Instruction - Search the listing for the string "this" and copy every line that contains it.

[Extracts from a graphics dataset]

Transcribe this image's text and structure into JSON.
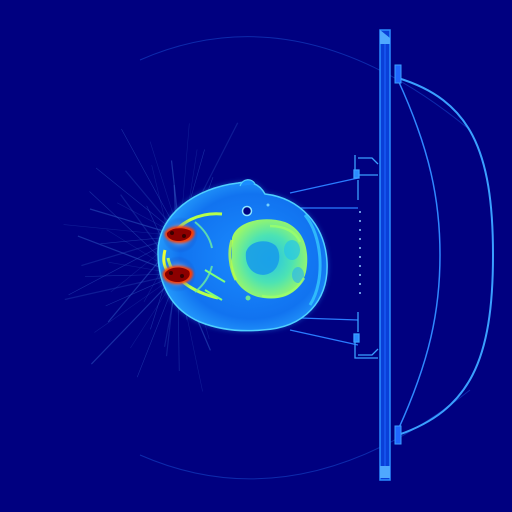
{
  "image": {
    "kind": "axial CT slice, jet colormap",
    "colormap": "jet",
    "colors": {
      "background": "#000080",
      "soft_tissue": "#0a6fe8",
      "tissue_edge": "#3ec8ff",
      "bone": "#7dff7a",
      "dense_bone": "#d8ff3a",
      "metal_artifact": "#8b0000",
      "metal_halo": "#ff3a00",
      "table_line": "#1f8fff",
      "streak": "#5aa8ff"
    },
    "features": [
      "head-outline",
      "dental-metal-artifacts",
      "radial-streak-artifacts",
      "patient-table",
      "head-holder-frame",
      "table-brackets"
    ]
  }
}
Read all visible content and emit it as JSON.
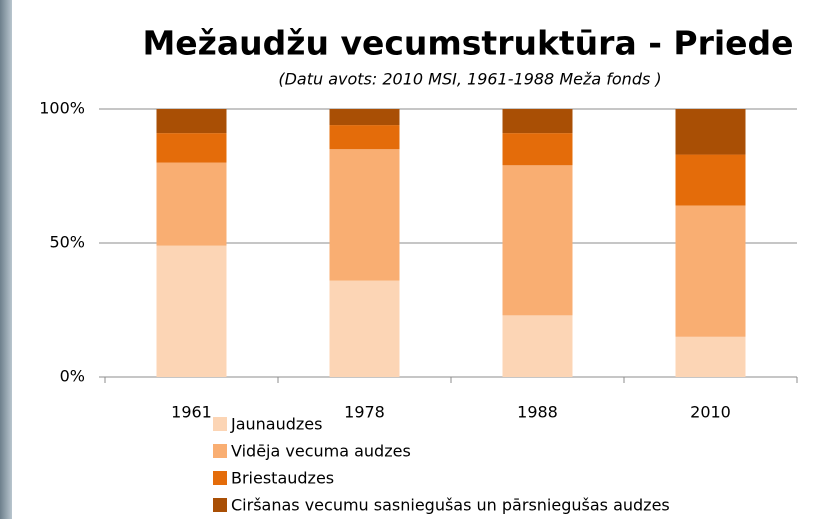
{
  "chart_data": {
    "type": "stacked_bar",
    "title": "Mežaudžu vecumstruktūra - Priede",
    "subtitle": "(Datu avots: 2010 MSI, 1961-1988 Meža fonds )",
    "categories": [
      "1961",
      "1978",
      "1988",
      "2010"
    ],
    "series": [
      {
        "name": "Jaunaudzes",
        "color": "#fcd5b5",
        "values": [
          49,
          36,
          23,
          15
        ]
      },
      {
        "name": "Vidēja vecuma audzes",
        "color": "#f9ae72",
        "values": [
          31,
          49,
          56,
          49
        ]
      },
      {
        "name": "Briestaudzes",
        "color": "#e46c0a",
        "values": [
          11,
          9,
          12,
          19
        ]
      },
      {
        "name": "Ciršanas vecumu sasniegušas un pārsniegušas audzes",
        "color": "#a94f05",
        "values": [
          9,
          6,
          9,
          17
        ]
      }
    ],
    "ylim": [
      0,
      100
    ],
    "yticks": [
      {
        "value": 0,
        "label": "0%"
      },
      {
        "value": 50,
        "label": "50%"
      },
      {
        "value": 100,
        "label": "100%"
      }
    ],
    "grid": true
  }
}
--
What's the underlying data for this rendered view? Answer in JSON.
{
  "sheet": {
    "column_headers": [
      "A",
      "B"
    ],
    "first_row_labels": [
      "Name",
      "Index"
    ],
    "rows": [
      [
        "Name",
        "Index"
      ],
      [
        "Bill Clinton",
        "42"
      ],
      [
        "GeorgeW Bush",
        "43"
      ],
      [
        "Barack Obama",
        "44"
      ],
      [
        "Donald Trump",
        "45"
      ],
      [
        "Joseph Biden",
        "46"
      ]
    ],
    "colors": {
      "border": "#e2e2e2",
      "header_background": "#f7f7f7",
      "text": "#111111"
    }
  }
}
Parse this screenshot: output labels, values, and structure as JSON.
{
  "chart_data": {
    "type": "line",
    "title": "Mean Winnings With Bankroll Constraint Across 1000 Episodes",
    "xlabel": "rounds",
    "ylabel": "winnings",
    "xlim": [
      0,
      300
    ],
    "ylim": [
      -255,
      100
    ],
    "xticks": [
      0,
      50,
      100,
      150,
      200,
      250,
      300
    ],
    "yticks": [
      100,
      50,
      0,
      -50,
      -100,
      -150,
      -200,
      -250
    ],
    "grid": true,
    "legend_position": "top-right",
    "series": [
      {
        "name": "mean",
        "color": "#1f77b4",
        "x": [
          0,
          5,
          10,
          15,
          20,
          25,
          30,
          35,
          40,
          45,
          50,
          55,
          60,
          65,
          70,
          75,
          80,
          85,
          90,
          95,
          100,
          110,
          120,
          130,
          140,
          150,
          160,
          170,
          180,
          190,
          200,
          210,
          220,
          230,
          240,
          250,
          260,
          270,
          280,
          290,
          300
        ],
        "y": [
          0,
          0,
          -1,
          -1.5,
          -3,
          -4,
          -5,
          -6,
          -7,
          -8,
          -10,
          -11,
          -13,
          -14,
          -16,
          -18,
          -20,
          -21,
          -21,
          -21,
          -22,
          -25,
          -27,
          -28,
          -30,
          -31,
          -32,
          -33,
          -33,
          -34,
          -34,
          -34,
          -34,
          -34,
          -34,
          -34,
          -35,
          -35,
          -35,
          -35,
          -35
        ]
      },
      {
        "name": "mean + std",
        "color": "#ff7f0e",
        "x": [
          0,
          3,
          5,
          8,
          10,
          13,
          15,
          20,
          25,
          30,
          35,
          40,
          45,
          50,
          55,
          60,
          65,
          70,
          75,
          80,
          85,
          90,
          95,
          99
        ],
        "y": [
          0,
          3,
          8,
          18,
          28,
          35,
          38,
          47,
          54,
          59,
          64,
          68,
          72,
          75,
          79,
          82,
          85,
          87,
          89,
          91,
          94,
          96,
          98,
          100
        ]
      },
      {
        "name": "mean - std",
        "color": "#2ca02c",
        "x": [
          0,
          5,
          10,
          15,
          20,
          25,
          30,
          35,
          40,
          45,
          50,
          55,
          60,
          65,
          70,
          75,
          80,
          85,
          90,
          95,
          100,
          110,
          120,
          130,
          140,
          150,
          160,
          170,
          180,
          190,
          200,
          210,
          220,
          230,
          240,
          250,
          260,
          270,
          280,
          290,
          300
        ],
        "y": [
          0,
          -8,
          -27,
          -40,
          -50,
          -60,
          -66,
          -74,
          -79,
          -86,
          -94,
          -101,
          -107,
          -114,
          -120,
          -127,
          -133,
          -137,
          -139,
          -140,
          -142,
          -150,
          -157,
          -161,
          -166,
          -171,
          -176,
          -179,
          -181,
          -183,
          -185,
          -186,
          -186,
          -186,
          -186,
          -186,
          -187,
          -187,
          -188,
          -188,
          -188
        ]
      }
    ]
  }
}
--
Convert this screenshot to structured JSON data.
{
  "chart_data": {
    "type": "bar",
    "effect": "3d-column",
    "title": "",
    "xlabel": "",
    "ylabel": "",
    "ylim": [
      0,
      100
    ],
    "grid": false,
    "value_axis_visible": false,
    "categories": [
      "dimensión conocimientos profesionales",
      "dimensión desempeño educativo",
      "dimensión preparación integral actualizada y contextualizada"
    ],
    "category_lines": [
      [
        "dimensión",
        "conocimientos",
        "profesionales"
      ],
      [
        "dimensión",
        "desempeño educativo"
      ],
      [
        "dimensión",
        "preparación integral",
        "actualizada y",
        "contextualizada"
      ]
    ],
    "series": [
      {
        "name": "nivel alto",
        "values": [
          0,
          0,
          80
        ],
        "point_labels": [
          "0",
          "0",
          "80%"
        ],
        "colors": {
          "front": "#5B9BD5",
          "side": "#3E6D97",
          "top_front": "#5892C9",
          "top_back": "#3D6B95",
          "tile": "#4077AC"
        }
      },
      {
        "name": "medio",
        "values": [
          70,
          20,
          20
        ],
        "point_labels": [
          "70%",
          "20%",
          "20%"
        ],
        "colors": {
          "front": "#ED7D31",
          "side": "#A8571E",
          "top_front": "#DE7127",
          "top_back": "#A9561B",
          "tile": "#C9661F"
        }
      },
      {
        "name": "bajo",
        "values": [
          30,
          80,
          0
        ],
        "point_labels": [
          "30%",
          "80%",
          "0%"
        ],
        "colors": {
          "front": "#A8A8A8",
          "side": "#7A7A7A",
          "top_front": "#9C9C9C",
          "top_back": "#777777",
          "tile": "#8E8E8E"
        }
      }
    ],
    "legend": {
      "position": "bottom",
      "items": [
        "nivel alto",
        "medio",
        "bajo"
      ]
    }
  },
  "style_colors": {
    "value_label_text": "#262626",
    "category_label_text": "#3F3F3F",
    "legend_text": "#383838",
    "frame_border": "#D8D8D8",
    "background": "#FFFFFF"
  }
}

Solution -
Transcribe this image's text and structure into JSON.
What's the underlying data for this rendered view? Answer in JSON.
Parse this screenshot: output labels, values, and structure as JSON.
Convert this screenshot to structured JSON data.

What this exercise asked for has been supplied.